┌─ RECORDS PROVIDED

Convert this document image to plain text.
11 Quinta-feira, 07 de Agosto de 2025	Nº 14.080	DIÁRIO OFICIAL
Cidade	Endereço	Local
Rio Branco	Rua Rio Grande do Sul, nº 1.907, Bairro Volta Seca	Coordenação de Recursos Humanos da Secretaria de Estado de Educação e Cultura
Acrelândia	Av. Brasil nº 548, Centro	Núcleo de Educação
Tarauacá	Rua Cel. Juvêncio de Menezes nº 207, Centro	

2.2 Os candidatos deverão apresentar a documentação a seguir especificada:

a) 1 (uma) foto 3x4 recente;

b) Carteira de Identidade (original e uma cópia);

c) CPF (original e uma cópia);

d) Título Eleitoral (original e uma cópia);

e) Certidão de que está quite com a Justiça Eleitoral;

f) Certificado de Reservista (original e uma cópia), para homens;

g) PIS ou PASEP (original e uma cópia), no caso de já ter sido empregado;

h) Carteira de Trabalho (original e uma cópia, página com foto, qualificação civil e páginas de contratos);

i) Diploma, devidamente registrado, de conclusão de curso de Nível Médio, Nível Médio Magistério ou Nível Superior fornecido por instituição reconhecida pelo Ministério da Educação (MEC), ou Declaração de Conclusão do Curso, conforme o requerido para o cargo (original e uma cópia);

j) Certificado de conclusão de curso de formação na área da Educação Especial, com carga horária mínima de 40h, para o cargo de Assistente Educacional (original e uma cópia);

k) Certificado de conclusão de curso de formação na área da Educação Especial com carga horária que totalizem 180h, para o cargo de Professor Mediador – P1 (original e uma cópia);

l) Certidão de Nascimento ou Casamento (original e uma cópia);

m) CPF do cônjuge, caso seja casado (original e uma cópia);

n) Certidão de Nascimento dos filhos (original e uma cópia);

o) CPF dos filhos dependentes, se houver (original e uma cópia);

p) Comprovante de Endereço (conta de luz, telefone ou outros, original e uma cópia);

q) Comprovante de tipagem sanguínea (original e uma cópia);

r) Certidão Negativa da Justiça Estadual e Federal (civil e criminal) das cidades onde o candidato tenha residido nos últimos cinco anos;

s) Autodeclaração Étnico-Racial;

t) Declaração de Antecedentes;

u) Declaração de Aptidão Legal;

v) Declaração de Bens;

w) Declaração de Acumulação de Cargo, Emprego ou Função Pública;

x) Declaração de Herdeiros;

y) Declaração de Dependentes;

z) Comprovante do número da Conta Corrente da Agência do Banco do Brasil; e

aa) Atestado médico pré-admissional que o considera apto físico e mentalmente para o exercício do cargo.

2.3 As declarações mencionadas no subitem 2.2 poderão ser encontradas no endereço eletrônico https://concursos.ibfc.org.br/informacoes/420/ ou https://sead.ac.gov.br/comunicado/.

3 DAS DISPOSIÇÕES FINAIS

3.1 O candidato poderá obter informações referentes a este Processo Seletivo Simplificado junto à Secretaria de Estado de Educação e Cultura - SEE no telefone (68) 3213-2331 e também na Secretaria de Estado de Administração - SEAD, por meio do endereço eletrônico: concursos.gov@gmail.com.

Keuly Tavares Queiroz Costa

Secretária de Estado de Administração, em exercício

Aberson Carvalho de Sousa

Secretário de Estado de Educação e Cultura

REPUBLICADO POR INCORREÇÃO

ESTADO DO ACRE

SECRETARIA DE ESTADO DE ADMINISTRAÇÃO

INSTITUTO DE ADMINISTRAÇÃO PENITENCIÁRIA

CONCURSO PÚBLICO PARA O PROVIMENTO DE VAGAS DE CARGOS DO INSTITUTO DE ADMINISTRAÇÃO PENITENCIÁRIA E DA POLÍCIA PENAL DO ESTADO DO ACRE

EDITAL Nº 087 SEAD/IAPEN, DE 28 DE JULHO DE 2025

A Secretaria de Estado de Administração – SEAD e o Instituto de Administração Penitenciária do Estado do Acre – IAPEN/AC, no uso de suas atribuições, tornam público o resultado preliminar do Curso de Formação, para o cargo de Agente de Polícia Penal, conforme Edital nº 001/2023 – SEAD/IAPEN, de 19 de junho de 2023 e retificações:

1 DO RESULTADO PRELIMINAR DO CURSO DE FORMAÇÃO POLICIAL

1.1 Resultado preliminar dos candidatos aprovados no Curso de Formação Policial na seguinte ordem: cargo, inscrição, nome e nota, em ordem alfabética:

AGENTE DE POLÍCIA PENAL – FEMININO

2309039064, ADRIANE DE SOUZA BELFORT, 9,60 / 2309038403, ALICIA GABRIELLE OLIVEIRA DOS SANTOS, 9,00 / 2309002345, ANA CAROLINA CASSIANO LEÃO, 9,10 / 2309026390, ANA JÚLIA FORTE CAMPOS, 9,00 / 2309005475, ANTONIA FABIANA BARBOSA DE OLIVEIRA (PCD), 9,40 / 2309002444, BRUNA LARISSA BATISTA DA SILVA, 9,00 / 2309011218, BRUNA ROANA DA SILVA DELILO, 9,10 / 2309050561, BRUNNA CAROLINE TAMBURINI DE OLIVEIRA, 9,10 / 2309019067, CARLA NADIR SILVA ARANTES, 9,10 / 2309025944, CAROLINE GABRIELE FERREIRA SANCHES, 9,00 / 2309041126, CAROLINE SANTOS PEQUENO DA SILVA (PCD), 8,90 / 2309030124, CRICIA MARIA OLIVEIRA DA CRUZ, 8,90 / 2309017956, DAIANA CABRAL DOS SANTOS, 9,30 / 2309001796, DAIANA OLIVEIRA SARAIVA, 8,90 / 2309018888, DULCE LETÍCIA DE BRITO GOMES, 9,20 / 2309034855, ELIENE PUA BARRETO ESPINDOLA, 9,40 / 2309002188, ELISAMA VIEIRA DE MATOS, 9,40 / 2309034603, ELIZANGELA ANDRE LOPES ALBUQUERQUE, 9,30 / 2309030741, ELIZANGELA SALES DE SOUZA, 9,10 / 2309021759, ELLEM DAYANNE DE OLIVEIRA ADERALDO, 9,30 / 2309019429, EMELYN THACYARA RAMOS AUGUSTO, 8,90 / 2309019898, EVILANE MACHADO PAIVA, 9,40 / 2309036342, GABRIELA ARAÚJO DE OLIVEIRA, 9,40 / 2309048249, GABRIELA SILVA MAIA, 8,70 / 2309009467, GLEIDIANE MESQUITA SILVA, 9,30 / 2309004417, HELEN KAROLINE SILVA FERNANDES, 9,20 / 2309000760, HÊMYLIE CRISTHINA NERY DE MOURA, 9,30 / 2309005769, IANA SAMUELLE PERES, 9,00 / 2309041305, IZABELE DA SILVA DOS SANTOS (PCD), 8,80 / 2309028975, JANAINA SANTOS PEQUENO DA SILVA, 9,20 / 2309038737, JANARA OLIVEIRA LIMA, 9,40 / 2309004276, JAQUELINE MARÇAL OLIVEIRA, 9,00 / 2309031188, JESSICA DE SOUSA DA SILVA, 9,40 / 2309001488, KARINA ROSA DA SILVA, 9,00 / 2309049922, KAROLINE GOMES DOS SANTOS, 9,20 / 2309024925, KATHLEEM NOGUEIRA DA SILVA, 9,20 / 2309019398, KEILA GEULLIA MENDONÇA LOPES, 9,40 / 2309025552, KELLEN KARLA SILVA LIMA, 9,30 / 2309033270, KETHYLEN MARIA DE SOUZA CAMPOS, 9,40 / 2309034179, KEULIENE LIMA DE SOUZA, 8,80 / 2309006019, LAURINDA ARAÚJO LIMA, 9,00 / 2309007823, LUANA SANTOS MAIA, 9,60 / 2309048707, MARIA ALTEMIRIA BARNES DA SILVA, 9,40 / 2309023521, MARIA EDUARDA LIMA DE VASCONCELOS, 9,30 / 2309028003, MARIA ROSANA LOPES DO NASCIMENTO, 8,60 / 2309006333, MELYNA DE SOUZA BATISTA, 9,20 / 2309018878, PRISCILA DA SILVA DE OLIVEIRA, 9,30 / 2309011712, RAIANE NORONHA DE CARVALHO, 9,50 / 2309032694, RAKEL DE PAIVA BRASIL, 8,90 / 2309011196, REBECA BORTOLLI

└─
┌─ RECORDS PROVIDED

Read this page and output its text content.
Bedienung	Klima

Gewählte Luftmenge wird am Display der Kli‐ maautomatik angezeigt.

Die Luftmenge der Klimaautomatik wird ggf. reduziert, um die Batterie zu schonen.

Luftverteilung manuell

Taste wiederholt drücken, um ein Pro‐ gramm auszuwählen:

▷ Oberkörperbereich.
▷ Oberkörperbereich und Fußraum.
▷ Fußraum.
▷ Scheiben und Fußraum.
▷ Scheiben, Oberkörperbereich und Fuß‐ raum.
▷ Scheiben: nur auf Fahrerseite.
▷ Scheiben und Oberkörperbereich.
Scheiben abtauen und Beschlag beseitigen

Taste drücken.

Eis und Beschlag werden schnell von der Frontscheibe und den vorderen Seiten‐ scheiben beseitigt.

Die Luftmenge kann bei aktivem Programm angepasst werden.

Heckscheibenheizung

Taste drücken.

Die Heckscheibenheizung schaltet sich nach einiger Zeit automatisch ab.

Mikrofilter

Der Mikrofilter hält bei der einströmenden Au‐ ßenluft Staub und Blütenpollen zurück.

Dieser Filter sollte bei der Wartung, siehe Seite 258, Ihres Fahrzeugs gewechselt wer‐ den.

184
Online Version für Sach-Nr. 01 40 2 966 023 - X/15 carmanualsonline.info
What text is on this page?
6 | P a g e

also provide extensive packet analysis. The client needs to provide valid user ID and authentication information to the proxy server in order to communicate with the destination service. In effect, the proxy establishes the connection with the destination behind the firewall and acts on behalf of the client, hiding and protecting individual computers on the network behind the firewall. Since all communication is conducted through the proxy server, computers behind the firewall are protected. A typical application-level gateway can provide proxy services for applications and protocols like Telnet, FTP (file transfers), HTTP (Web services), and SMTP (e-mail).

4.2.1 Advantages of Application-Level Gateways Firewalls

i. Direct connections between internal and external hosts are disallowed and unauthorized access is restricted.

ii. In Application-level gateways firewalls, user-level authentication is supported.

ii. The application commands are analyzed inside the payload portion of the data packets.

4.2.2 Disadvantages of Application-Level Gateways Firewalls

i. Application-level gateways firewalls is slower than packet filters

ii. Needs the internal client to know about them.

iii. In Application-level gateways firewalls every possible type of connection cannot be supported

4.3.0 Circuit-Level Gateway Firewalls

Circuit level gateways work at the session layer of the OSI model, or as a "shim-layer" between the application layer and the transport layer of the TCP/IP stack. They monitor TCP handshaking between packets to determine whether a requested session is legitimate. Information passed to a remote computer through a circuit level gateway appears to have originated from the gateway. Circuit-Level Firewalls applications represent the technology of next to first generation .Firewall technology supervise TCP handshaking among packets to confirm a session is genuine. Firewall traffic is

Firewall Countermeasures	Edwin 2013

└─

(STATED GOAL): Show the lines where the word "Carteira" appears in the entries.

(OUTPUT FOR THIS TASK):
b) Carteira de Identidade (original e uma cópia);
h) Carteira de Trabalho (original e uma cópia, página com foto, qualificação civil e páginas de contratos);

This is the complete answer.